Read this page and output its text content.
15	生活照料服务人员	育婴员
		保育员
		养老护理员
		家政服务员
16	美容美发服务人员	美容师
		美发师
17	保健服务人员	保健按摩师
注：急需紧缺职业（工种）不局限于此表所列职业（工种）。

+ + + + + + +

→ **Exercise**
Transcribe all the entries, keeping each one exactly as it is.

→ **Problem solution**
Read this page and output its text content.
15	生活照料服务人员	育婴员
		保育员
		养老护理员
		家政服务员
16	美容美发服务人员	美容师
		美发师
17	保健服务人员	保健按摩师
注：急需紧缺职业（工种）不局限于此表所列职业（工种）。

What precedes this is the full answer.